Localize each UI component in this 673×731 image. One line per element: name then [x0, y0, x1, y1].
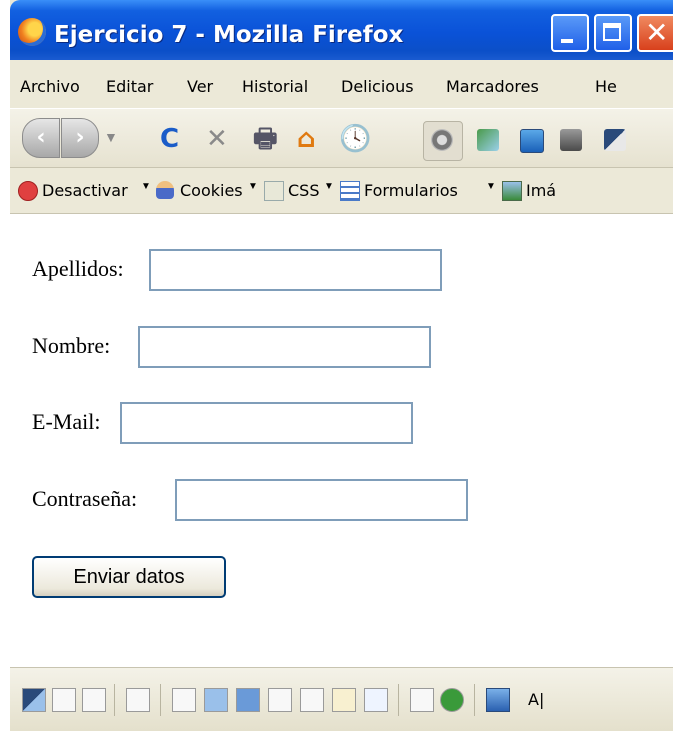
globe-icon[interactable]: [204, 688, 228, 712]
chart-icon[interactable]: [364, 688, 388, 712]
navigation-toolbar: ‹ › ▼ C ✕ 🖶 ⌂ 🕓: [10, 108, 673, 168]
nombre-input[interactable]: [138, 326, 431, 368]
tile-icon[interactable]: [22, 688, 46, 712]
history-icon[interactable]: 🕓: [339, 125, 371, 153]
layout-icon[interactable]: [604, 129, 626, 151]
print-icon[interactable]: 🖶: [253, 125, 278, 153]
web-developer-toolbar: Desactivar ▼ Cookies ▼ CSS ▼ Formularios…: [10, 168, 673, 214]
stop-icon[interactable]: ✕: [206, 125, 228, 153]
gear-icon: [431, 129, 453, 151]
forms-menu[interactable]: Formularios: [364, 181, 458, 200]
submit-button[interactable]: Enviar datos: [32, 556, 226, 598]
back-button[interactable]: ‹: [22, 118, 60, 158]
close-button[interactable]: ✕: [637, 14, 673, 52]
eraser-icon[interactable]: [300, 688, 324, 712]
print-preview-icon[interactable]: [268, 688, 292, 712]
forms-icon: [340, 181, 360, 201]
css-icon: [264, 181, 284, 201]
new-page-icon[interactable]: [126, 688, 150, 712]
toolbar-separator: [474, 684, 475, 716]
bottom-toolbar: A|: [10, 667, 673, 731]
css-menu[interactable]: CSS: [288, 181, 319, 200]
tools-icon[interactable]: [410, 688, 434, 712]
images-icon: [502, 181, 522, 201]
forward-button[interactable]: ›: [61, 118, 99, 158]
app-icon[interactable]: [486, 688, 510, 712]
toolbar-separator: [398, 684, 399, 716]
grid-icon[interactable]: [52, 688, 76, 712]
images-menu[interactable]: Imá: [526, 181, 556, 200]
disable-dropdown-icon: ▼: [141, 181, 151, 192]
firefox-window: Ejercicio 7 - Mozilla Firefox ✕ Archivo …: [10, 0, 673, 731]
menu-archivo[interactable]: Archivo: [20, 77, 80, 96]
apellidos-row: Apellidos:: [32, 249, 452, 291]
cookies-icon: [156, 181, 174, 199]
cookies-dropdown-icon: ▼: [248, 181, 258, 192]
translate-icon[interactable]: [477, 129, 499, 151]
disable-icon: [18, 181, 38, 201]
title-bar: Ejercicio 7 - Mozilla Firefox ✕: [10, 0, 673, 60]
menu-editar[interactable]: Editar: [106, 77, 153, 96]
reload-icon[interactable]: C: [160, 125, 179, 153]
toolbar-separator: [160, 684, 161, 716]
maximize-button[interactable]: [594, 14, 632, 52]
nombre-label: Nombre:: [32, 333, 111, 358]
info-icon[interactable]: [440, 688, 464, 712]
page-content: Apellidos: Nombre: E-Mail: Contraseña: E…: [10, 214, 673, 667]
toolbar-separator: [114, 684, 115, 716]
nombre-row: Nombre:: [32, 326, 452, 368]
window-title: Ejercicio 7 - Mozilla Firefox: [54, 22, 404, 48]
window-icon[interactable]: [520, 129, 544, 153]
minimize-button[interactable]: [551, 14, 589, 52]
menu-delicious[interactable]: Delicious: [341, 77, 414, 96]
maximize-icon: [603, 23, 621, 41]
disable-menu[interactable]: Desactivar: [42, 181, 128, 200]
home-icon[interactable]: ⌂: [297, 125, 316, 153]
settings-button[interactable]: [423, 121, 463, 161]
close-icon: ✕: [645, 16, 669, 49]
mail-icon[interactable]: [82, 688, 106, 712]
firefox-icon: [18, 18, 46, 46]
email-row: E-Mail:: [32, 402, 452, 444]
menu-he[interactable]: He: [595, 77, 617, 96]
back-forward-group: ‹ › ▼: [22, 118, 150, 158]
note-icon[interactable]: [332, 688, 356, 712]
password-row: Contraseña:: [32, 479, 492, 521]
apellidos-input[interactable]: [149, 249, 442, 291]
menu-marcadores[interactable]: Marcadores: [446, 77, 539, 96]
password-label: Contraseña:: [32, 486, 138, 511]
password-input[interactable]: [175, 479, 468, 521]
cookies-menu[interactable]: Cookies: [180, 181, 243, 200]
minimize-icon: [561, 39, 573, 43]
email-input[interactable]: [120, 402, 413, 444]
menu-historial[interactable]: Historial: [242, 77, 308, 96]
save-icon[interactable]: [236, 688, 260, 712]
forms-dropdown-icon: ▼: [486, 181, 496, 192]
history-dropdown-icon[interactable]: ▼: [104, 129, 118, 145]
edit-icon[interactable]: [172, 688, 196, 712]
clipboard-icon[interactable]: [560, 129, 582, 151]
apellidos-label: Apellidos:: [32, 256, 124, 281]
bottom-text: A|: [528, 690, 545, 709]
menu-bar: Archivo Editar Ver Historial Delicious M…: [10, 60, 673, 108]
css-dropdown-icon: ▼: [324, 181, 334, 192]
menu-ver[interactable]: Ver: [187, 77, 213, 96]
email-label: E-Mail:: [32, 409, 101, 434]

════════════════════

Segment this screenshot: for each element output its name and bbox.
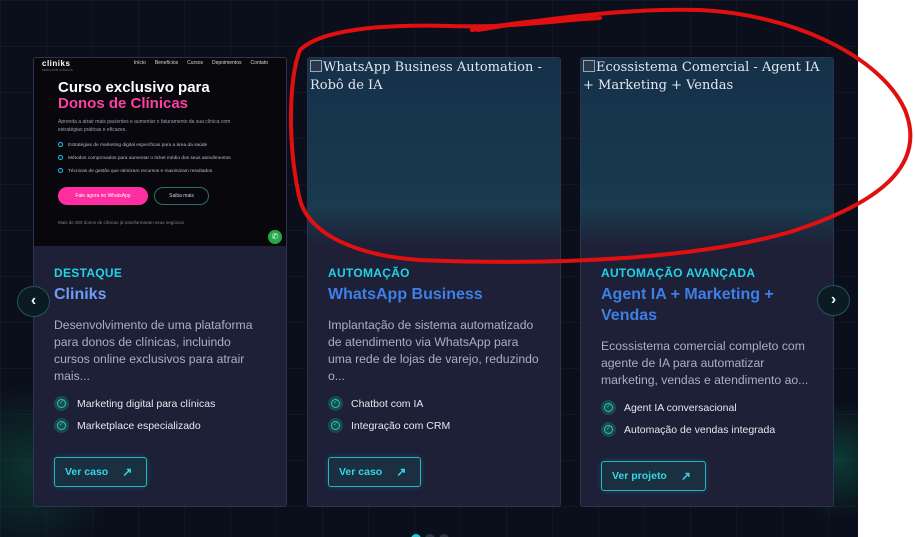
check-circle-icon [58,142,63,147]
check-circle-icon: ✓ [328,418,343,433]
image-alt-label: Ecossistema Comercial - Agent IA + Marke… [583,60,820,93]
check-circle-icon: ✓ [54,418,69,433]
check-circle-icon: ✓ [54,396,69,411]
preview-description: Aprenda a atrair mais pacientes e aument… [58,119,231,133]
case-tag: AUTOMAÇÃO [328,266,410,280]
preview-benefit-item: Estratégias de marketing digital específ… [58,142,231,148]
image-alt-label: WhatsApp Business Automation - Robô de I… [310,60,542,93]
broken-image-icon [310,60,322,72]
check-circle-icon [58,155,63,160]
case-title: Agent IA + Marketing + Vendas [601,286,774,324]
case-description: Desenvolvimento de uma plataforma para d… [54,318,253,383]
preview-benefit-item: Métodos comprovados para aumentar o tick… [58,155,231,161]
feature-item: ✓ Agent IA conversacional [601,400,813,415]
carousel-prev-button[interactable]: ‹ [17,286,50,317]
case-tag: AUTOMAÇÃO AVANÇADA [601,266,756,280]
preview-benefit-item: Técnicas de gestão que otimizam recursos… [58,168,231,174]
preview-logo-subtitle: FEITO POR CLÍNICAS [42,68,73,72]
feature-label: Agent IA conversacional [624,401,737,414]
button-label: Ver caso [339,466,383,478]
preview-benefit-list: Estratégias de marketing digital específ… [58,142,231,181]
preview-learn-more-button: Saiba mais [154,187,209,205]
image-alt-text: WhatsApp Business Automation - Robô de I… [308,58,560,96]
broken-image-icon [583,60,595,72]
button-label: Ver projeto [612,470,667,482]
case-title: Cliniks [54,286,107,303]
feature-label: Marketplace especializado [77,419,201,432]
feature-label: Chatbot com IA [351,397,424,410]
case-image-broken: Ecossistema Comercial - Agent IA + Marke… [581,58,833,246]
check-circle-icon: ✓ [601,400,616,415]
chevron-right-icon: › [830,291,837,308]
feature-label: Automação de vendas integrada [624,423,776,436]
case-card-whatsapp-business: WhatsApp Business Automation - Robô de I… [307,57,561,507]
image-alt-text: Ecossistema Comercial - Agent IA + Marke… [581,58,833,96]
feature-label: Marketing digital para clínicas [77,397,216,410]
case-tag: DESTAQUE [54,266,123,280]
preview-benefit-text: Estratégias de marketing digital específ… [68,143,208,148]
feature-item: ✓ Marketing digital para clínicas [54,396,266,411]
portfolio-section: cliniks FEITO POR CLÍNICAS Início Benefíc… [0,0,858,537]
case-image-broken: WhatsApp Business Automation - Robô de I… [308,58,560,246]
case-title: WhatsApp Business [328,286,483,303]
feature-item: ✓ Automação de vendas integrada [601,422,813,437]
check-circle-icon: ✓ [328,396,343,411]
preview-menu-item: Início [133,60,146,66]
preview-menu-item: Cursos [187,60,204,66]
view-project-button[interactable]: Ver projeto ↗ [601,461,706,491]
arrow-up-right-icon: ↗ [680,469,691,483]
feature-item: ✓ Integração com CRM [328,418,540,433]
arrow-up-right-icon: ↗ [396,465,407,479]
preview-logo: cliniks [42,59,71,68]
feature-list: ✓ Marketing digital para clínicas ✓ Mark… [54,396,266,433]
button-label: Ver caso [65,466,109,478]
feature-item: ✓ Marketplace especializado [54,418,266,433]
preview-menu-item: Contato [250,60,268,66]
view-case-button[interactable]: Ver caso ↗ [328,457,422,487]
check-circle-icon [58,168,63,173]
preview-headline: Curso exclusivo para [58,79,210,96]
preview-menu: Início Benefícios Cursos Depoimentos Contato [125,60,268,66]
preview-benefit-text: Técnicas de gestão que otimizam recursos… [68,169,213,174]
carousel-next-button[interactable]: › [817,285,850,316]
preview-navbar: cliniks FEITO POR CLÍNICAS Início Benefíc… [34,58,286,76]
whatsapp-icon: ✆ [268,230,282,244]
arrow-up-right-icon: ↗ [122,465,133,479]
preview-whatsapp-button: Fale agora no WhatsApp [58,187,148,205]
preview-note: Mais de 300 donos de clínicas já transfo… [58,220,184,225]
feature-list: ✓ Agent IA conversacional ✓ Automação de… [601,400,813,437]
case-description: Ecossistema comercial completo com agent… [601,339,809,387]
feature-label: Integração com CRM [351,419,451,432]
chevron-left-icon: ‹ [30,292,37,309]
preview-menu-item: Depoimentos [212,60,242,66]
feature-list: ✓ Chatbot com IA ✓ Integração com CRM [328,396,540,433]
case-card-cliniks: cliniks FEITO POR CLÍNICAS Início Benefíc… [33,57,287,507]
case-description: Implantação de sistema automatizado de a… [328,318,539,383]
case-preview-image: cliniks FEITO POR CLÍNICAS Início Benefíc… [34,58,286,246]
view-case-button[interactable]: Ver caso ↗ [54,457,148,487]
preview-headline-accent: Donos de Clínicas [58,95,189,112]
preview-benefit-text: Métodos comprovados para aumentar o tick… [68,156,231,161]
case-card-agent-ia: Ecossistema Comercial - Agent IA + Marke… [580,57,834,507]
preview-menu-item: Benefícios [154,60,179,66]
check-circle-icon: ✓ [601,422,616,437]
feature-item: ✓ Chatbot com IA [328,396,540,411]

════════════════════

- WORK TO COMPLETE:
Pick out every line in the listing that contains the string "disable".

- EXERCISE ANSWER:
disable-dropdown-icon: ▼: [141, 181, 151, 192]
disable-icon: [18, 181, 38, 201]
disable-menu[interactable]: Desactivar: [42, 181, 128, 200]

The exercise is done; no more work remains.